*Short problem:* Retype exactly the line holding "What's the underlying" and each line that follows, down to the last one. Exclude pictures.
______
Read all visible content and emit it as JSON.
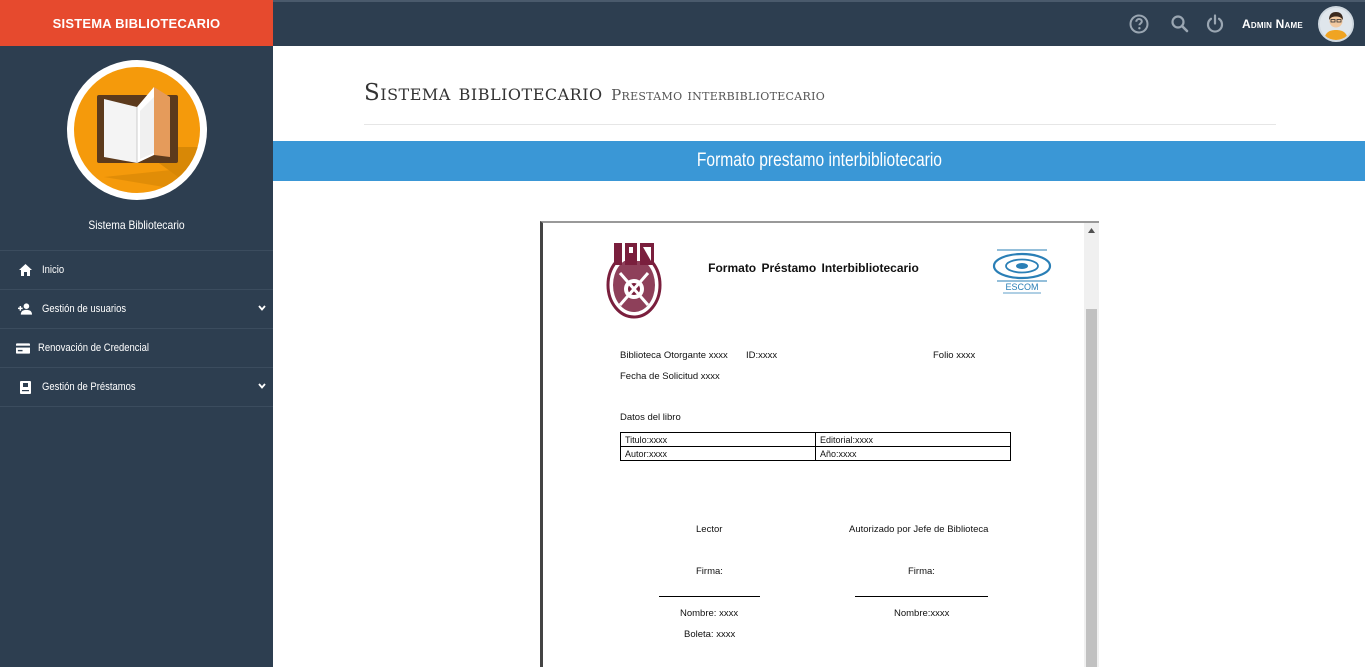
{
  "brand": {
    "title": "SISTEMA BIBLIOTECARIO"
  },
  "profile": {
    "name": "Sistema Bibliotecario",
    "icon": "open-book-icon"
  },
  "sidebar": {
    "items": [
      {
        "label": "Inicio",
        "icon": "home-icon",
        "has_submenu": false
      },
      {
        "label": "Gestión de usuarios",
        "icon": "add-user-icon",
        "has_submenu": true
      },
      {
        "label": "Renovación de Credencial",
        "icon": "credit-card-icon",
        "has_submenu": false
      },
      {
        "label": "Gestión de Préstamos",
        "icon": "book-icon",
        "has_submenu": true
      }
    ]
  },
  "topbar": {
    "icons": [
      "help-icon",
      "search-icon",
      "power-icon"
    ],
    "user_name": "Admin Name"
  },
  "header": {
    "title": "Sistema bibliotecario",
    "subtitle": "Prestamo interbibliotecario"
  },
  "banner": {
    "text": "Formato prestamo interbibliotecario"
  },
  "document": {
    "title": "Formato Préstamo Interbibliotecario",
    "escom_label": "ESCOM",
    "biblioteca": "Biblioteca Otorgante xxxx",
    "id": "ID:xxxx",
    "folio": "Folio xxxx",
    "fecha": "Fecha de Solicitud xxxx",
    "datos_libro": "Datos del libro",
    "table": [
      [
        "Titulo:xxxx",
        "Editorial:xxxx"
      ],
      [
        "Autor:xxxx",
        "Año:xxxx"
      ]
    ],
    "lector_heading": "Lector",
    "jefe_heading": "Autorizado por Jefe de Biblioteca",
    "firma_left": "Firma:",
    "firma_right": "Firma:",
    "nombre_left": "Nombre: xxxx",
    "nombre_right": "Nombre:xxxx",
    "boleta": "Boleta: xxxx"
  },
  "colors": {
    "sidebar_bg": "#2d3e50",
    "brand_bg": "#e64a2e",
    "banner_bg": "#3a97d6",
    "avatar_bg": "#f59a0b",
    "ipn_color": "#7a1f3d"
  }
}
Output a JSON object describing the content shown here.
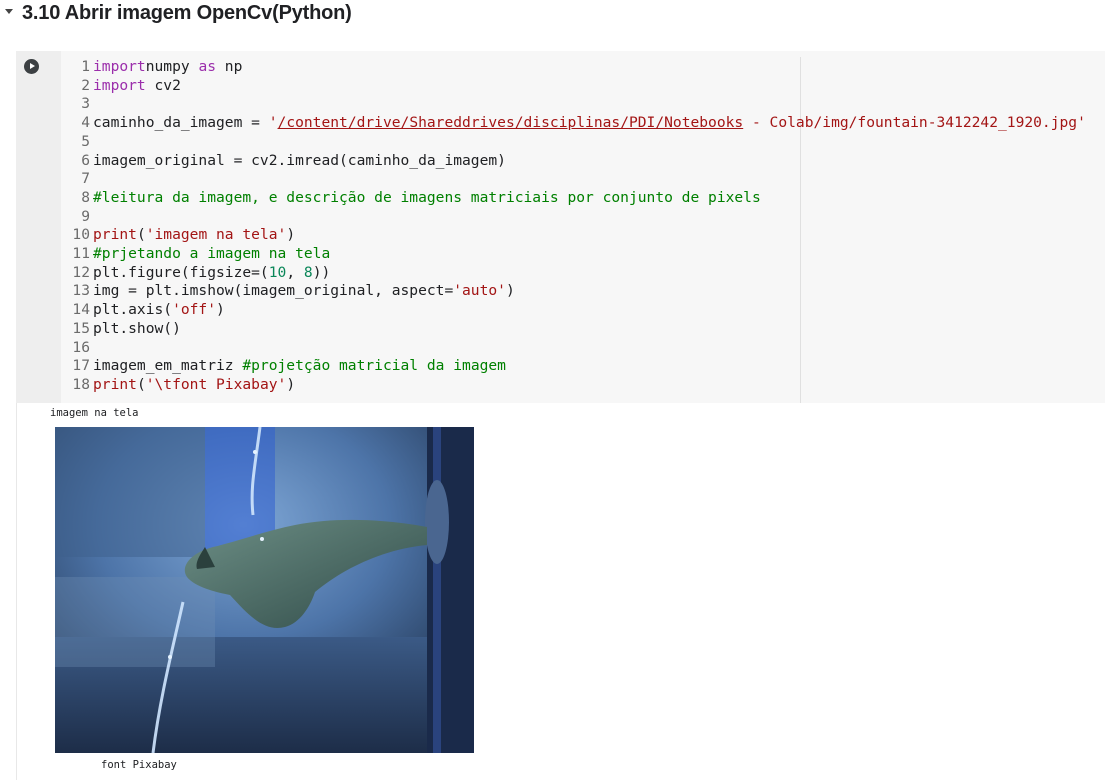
{
  "section": {
    "title": "3.10 Abrir imagem OpenCv(Python)"
  },
  "code": {
    "lines": [
      {
        "n": "1",
        "parts": [
          [
            "kw",
            "import"
          ],
          [
            "",
            "numpy "
          ],
          [
            "kw",
            "as"
          ],
          [
            "",
            " np"
          ]
        ]
      },
      {
        "n": "2",
        "parts": [
          [
            "kw",
            "import"
          ],
          [
            "",
            " cv2"
          ]
        ]
      },
      {
        "n": "3",
        "parts": []
      },
      {
        "n": "4",
        "parts": [
          [
            "",
            "caminho_da_imagem = "
          ],
          [
            "str",
            "'"
          ],
          [
            "str link",
            "/content/drive/Shareddrives/disciplinas/PDI/Notebooks"
          ],
          [
            "str",
            " - Colab/img/fountain-3412242_1920.jpg'"
          ]
        ]
      },
      {
        "n": "5",
        "parts": []
      },
      {
        "n": "6",
        "parts": [
          [
            "",
            "imagem_original = cv2.imread(caminho_da_imagem)"
          ]
        ]
      },
      {
        "n": "7",
        "parts": []
      },
      {
        "n": "8",
        "parts": [
          [
            "cm",
            "#leitura da imagem, e descrição de imagens matriciais por conjunto de pixels"
          ]
        ]
      },
      {
        "n": "9",
        "parts": []
      },
      {
        "n": "10",
        "parts": [
          [
            "str",
            "print"
          ],
          [
            "",
            "("
          ],
          [
            "str",
            "'imagem na tela'"
          ],
          [
            "",
            ")"
          ]
        ]
      },
      {
        "n": "11",
        "parts": [
          [
            "cm",
            "#prjetando a imagem na tela"
          ]
        ]
      },
      {
        "n": "12",
        "parts": [
          [
            "",
            "plt.figure(figsize=("
          ],
          [
            "num",
            "10"
          ],
          [
            "",
            ", "
          ],
          [
            "num",
            "8"
          ],
          [
            "",
            "))"
          ]
        ]
      },
      {
        "n": "13",
        "parts": [
          [
            "",
            "img = plt.imshow(imagem_original, aspect="
          ],
          [
            "str",
            "'auto'"
          ],
          [
            "",
            ")"
          ]
        ]
      },
      {
        "n": "14",
        "parts": [
          [
            "",
            "plt.axis("
          ],
          [
            "str",
            "'off'"
          ],
          [
            "",
            ")"
          ]
        ]
      },
      {
        "n": "15",
        "parts": [
          [
            "",
            "plt.show()"
          ]
        ]
      },
      {
        "n": "16",
        "parts": []
      },
      {
        "n": "17",
        "parts": [
          [
            "",
            "imagem_em_matriz "
          ],
          [
            "cm",
            "#projetção matricial da imagem"
          ]
        ]
      },
      {
        "n": "18",
        "parts": [
          [
            "str",
            "print"
          ],
          [
            "",
            "("
          ],
          [
            "str",
            "'\\tfont Pixabay'"
          ],
          [
            "",
            ")"
          ]
        ]
      }
    ]
  },
  "output": {
    "line1": "imagem na tela",
    "line2": "font Pixabay"
  },
  "icons": {
    "run": "play-circle-icon",
    "collapse": "caret-down-icon"
  },
  "colors": {
    "keyword": "#9b2eab",
    "string": "#a31515",
    "number": "#098658",
    "comment": "#008000"
  }
}
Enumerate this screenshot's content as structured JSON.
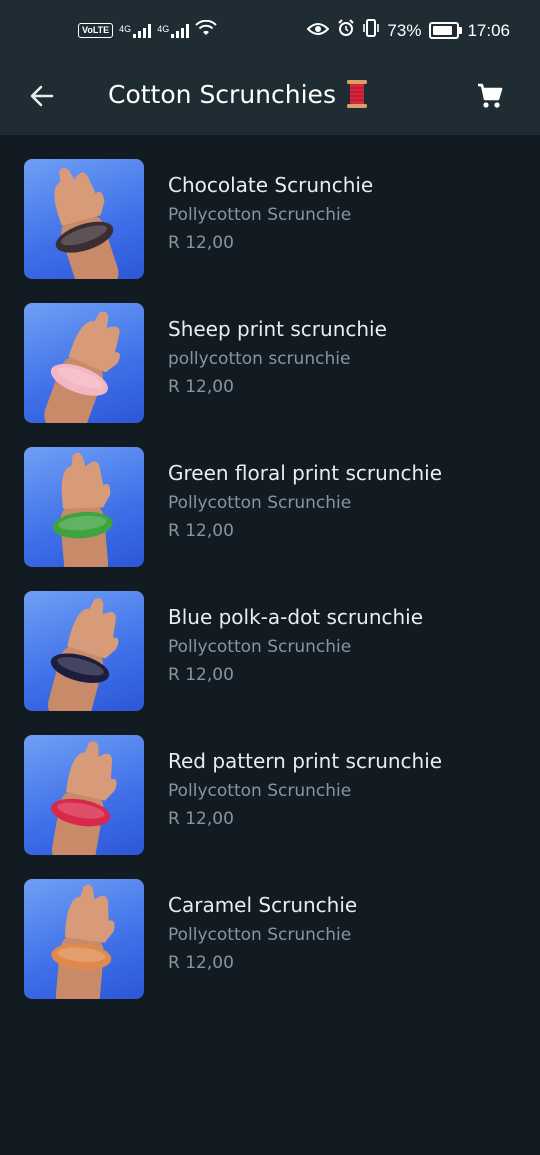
{
  "status_bar": {
    "network_a": "4G",
    "network_b": "4G",
    "battery_percent": "73%",
    "battery_level": 0.73,
    "time": "17:06",
    "volte": "VoLTE"
  },
  "header": {
    "title": "Cotton Scrunchies",
    "title_emoji": "spool-of-thread",
    "back_icon": "arrow-left-icon",
    "cart_icon": "cart-icon"
  },
  "colors": {
    "background": "#121b22",
    "header": "#1f2c34",
    "primary_text": "#e9edef",
    "secondary_text": "#8696a0"
  },
  "products": [
    {
      "name": "Chocolate Scrunchie",
      "description": "Pollycotton Scrunchie",
      "price": "R 12,00",
      "scrunchie_color": "#3a2e33"
    },
    {
      "name": "Sheep print scrunchie",
      "description": "pollycotton scrunchie",
      "price": "R 12,00",
      "scrunchie_color": "#f4b6c2"
    },
    {
      "name": "Green floral print scrunchie",
      "description": "Pollycotton Scrunchie",
      "price": "R 12,00",
      "scrunchie_color": "#3fa33f"
    },
    {
      "name": "Blue polk-a-dot scrunchie",
      "description": "Pollycotton Scrunchie",
      "price": "R 12,00",
      "scrunchie_color": "#1d1d3f"
    },
    {
      "name": "Red pattern print scrunchie",
      "description": "Pollycotton Scrunchie",
      "price": "R 12,00",
      "scrunchie_color": "#d8294a"
    },
    {
      "name": "Caramel Scrunchie",
      "description": "Pollycotton Scrunchie",
      "price": "R 12,00",
      "scrunchie_color": "#e0894f"
    }
  ]
}
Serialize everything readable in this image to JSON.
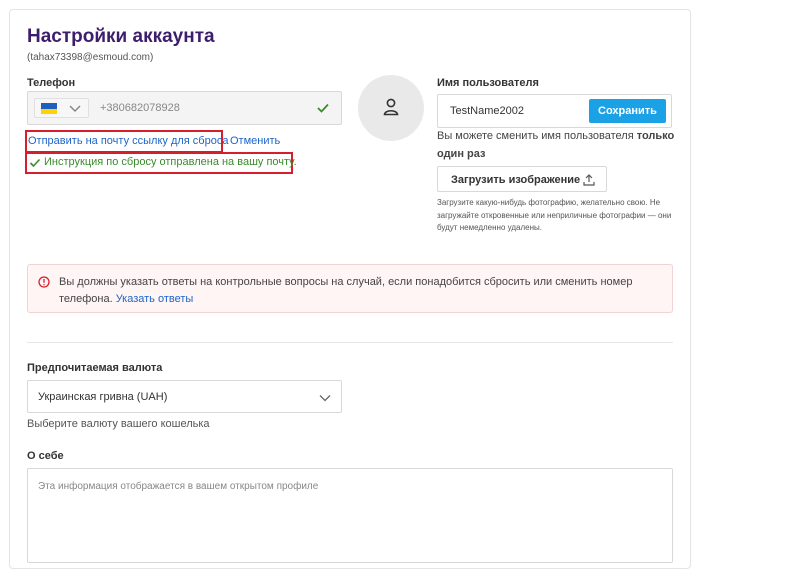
{
  "page": {
    "title": "Настройки аккаунта",
    "email": "(tahax73398@esmoud.com)"
  },
  "phone": {
    "label": "Телефон",
    "country": "Ukraine",
    "value": "+380682078928",
    "verified_icon": "check-icon"
  },
  "reset": {
    "send_link": "Отправить на почту ссылку для сброса",
    "cancel": "Отменить",
    "success": "Инструкция по сбросу отправлена на вашу почту."
  },
  "avatar": {
    "icon": "user-icon"
  },
  "username": {
    "label": "Имя пользователя",
    "value": "TestName2002",
    "save": "Сохранить",
    "hint_prefix": "Вы можете сменить имя пользователя ",
    "hint_bold_1": "только",
    "hint_bold_2": "один раз"
  },
  "upload": {
    "label": "Загрузить изображение",
    "icon": "upload-icon",
    "note": "Загрузите какую-нибудь фотографию, желательно свою. Не загружайте откровенные или неприличные фотографии — они будут немедленно удалены."
  },
  "alert": {
    "icon": "info-circle-icon",
    "text": "Вы должны указать ответы на контрольные вопросы на случай, если понадобится сбросить или сменить номер телефона.",
    "link": "Указать ответы",
    "color": "#d61f2c"
  },
  "currency": {
    "label": "Предпочитаемая валюта",
    "selected": "Украинская гривна (UAH)",
    "description": "Выберите валюту вашего кошелька"
  },
  "about": {
    "label": "О себе",
    "placeholder": "Эта информация отображается в вашем открытом профиле"
  },
  "colors": {
    "title": "#3d1e6d",
    "accent_button": "#1aa1e6",
    "link": "#1d64c9",
    "success": "#3b8a2d",
    "highlight_box": "#d61f2c"
  }
}
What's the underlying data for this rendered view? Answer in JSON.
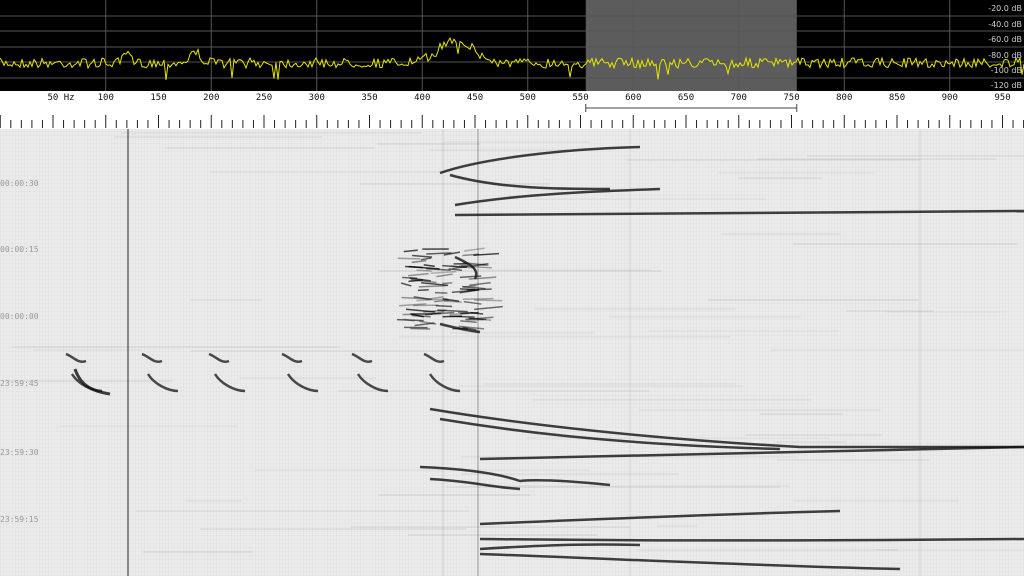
{
  "spectrum": {
    "db_labels": [
      "-20.0 dB",
      "-40.0 dB",
      "-60.0 dB",
      "-80.0 dB",
      "-100 dB",
      "-120 dB"
    ],
    "selection": {
      "from_hz": 555,
      "to_hz": 755
    },
    "trace_color": "#e6e600",
    "highlight_color": "#5c5c5c"
  },
  "ruler": {
    "unit_label": "50 Hz",
    "freq_labels": [
      "100",
      "150",
      "200",
      "250",
      "300",
      "350",
      "400",
      "450",
      "500",
      "550",
      "600",
      "650",
      "700",
      "750",
      "800",
      "850",
      "900",
      "950"
    ]
  },
  "waterfall": {
    "time_labels": [
      "00:00:30",
      "00:00:15",
      "00:00:00",
      "23:59:45",
      "23:59:30",
      "23:59:15"
    ]
  }
}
______
*Response to this task:*
What's the underlying data for this rendered view? Answer in JSON.
{
  "spectrum": {
    "db_labels": [
      "-20.0 dB",
      "-40.0 dB",
      "-60.0 dB",
      "-80.0 dB",
      "-100 dB",
      "-120 dB"
    ],
    "selection": {
      "from_hz": 555,
      "to_hz": 755
    },
    "trace_color": "#e6e600",
    "highlight_color": "#5c5c5c"
  },
  "ruler": {
    "unit_label": "50 Hz",
    "freq_labels": [
      "100",
      "150",
      "200",
      "250",
      "300",
      "350",
      "400",
      "450",
      "500",
      "550",
      "600",
      "650",
      "700",
      "750",
      "800",
      "850",
      "900",
      "950"
    ]
  },
  "waterfall": {
    "time_labels": [
      "00:00:30",
      "00:00:15",
      "00:00:00",
      "23:59:45",
      "23:59:30",
      "23:59:15"
    ]
  }
}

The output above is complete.